Written exercise → Work out how many lines in the listing below include the word "Ellen". Give nothing but the number.

Supplied entries →

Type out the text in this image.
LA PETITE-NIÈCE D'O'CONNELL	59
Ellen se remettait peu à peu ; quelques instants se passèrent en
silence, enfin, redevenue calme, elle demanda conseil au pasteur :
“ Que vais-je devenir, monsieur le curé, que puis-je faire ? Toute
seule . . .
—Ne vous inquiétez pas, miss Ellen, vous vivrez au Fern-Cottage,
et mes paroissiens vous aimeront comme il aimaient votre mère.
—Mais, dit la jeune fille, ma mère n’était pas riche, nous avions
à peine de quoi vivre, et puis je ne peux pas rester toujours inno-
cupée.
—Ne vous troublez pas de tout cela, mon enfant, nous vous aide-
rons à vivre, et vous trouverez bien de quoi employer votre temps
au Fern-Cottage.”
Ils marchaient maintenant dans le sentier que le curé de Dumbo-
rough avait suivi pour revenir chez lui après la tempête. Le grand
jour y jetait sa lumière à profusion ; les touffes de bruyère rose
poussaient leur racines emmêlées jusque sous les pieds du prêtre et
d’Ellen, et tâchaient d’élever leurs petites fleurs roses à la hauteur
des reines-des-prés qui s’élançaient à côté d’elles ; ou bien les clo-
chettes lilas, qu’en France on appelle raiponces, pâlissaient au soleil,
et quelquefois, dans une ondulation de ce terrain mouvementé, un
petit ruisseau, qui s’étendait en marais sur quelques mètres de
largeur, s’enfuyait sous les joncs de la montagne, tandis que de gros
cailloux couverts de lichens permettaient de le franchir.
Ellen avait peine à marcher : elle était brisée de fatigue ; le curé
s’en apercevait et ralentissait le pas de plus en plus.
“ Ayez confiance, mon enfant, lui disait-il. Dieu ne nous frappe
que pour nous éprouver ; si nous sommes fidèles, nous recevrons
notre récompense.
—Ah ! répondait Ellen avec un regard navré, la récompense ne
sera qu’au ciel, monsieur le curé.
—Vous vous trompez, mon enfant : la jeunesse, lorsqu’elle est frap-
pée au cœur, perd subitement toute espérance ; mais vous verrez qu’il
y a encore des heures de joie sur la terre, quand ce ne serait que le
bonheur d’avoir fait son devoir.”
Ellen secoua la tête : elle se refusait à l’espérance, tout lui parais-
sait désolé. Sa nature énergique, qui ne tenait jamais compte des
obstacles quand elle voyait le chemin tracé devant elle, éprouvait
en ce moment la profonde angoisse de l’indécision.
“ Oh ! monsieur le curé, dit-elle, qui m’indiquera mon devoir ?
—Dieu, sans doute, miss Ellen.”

Solution to this exercise → 7